EXERCISE DESCRIPTION →
Read the listing and extract each line that includes the word "JSON".

INFORMATION SUPPLIED →

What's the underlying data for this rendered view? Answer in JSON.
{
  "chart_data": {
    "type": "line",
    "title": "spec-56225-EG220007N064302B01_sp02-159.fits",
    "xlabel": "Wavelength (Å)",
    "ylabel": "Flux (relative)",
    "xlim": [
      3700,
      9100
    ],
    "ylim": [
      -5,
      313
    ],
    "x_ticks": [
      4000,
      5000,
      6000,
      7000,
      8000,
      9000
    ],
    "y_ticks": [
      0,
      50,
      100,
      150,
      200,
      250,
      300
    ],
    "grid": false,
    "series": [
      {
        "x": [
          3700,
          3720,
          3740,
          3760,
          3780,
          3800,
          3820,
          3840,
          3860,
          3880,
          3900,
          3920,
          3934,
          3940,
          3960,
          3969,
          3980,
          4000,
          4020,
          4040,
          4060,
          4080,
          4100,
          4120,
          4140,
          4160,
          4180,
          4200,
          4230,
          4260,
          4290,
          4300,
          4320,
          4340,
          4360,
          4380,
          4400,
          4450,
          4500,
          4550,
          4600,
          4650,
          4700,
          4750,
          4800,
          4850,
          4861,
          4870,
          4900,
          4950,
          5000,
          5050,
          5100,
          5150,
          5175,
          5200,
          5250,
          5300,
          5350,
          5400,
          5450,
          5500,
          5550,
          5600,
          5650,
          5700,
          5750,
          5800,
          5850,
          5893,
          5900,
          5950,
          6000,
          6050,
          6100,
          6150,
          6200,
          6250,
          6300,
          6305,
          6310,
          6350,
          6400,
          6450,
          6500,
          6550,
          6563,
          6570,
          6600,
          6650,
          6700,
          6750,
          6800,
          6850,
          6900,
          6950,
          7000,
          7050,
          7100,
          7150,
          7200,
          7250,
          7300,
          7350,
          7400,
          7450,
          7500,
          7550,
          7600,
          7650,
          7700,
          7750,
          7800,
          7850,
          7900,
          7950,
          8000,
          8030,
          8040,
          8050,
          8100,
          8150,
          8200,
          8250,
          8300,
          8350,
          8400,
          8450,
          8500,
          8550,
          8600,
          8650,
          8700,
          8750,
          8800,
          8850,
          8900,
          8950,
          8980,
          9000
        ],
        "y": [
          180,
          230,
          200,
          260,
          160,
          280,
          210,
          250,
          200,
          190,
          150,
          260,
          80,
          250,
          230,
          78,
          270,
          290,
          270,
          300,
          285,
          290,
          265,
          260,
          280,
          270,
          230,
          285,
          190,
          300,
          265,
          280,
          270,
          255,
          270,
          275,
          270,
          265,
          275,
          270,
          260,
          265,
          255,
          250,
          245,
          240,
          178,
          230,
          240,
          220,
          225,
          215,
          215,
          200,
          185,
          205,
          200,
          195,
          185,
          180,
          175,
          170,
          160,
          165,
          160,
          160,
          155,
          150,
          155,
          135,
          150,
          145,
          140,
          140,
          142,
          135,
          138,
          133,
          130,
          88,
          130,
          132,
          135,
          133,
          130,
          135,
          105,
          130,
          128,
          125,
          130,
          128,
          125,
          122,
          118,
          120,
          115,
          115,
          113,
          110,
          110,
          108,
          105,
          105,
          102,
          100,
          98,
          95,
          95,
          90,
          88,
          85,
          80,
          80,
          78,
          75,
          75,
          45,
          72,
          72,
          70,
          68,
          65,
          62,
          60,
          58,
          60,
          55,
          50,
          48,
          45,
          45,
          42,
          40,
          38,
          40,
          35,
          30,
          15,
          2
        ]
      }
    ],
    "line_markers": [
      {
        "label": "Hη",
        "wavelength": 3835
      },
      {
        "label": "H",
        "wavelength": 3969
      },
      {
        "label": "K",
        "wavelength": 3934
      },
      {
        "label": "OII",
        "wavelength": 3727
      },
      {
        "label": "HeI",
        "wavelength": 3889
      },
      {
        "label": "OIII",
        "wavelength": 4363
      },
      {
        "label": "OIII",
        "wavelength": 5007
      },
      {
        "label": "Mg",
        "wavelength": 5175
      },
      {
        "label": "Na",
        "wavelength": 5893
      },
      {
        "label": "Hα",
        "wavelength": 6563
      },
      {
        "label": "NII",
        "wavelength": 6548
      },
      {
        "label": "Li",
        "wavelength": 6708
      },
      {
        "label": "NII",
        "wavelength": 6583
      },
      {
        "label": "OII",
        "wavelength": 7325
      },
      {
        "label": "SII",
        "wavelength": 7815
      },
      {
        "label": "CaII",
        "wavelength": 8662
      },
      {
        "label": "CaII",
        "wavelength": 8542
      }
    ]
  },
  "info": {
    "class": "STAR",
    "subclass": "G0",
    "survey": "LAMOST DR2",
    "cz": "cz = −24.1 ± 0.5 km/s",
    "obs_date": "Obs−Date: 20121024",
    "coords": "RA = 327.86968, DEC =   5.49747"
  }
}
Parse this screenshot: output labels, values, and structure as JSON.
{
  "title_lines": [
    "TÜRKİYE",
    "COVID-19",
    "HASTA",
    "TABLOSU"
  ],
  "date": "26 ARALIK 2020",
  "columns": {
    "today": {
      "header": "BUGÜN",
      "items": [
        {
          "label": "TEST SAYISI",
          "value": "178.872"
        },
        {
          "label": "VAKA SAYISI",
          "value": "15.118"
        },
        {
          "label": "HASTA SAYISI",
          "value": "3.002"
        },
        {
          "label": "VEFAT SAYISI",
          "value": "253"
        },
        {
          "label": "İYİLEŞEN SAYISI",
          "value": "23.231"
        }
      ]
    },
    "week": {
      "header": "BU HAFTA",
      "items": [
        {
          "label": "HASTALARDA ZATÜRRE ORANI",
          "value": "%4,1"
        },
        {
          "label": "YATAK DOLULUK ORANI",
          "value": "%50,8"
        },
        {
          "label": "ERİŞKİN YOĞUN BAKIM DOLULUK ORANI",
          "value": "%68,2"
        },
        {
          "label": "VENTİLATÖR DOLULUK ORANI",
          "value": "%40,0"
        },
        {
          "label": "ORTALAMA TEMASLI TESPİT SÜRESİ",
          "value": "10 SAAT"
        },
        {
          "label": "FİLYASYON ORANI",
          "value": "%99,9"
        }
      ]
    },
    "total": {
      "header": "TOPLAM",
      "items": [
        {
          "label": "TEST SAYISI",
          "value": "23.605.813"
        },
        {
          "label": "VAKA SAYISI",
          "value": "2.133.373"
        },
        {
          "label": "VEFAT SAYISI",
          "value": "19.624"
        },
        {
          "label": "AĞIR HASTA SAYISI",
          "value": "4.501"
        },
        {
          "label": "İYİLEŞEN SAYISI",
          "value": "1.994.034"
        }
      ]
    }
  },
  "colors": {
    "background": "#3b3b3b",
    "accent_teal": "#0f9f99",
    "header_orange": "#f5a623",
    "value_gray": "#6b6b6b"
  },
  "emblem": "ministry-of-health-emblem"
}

FULL SOLUTION →
What's the underlying data for this rendered view? Answer in JSON.
Parse this screenshot: output labels, values, and structure as JSON.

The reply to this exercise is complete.